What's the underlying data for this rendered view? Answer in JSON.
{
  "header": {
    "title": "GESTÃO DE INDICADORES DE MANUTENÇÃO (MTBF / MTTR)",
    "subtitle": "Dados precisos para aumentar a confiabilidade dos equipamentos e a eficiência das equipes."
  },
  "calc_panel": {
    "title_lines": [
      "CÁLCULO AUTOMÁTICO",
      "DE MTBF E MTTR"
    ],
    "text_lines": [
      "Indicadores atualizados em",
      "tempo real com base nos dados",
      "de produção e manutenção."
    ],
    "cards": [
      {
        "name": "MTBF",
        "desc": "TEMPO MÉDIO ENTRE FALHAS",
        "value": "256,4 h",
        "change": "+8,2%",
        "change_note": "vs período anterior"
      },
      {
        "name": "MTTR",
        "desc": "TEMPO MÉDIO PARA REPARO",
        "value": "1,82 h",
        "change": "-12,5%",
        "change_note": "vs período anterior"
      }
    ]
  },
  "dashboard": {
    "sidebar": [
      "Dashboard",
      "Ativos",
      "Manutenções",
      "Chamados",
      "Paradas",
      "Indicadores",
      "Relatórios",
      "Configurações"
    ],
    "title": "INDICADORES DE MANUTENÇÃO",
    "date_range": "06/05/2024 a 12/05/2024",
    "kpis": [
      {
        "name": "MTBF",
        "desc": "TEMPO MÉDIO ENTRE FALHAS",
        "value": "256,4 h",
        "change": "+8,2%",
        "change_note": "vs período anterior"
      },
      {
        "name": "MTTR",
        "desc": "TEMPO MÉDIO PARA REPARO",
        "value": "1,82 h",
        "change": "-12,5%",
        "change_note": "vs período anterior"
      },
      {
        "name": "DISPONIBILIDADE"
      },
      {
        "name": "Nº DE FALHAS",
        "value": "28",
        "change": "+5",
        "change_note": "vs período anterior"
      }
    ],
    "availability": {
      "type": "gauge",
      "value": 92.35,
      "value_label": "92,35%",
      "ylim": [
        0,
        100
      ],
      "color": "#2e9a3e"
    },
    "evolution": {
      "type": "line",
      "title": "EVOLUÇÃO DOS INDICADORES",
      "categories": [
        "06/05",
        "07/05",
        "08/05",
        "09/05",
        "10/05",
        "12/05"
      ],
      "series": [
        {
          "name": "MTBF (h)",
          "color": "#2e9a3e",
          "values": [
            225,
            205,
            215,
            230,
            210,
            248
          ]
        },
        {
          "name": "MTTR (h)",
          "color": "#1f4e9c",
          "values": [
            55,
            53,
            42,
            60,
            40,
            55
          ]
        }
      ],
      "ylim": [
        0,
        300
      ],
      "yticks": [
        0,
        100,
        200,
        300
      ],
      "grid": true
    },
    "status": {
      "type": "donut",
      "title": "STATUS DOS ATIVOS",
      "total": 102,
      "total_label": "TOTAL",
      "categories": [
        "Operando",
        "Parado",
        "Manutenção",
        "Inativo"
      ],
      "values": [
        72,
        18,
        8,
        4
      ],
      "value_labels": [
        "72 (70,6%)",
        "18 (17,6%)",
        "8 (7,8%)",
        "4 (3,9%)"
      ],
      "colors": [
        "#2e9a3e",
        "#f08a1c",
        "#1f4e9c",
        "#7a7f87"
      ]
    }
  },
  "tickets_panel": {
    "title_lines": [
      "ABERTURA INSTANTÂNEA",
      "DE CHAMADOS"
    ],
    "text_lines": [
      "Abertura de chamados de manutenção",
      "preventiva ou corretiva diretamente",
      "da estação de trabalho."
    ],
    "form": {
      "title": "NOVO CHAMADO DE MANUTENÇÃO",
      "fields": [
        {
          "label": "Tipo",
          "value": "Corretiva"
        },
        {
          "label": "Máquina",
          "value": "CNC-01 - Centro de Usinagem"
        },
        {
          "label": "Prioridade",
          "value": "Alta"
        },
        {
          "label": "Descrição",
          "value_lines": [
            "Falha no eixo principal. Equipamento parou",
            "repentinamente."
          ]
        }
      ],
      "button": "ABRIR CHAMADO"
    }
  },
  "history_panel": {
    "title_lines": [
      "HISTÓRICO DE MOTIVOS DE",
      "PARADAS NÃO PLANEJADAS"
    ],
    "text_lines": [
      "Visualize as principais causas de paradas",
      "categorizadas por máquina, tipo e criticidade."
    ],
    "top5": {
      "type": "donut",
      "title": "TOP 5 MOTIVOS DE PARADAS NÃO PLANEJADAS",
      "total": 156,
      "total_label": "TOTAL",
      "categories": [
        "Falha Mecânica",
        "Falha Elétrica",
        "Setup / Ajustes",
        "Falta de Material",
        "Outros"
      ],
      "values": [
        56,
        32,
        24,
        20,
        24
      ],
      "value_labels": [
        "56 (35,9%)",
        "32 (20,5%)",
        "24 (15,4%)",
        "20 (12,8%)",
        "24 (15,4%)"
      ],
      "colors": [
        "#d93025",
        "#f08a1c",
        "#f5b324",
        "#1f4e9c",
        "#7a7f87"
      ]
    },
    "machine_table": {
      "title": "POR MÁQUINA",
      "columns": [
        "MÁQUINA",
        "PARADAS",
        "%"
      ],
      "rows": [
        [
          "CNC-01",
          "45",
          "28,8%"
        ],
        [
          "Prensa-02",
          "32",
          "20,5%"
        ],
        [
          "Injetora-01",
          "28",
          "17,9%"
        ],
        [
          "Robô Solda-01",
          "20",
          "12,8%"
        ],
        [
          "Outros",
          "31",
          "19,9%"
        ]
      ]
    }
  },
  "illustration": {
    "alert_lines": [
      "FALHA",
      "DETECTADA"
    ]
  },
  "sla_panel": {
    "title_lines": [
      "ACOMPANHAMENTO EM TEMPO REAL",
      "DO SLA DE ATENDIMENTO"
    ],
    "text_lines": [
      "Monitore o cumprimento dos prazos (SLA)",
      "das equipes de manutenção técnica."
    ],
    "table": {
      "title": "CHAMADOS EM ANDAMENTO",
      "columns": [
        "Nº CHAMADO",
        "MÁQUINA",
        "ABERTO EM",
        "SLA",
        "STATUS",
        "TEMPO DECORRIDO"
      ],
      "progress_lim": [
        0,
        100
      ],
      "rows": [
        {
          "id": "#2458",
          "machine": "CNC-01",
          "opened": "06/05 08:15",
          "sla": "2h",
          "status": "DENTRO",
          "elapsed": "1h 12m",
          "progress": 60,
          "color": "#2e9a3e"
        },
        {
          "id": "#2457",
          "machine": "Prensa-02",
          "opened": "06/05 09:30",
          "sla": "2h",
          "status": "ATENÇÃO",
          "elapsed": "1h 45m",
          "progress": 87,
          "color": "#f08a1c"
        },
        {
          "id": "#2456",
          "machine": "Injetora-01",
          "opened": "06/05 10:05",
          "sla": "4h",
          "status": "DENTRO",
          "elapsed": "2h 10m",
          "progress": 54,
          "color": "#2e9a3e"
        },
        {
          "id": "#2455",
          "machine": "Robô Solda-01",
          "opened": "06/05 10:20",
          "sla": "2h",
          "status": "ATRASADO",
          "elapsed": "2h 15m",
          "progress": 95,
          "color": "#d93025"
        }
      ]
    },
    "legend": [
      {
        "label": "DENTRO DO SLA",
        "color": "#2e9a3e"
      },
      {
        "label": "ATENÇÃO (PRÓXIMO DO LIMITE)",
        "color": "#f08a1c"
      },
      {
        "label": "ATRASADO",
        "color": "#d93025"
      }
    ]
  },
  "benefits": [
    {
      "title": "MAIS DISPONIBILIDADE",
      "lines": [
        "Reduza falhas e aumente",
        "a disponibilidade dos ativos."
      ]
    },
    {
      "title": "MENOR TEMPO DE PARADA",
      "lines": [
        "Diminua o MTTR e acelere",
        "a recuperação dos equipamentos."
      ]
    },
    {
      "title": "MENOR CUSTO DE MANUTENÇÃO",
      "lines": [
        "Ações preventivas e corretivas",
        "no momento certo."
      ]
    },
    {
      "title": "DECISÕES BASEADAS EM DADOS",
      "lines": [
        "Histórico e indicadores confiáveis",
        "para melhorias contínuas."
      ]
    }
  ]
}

▶ [Exercise goal]
Copy out every line from the material above in which the word "type" appears.

▶ [Exercise output]
      "type": "gauge",
      "type": "line",
      "type": "donut",
      "type": "donut",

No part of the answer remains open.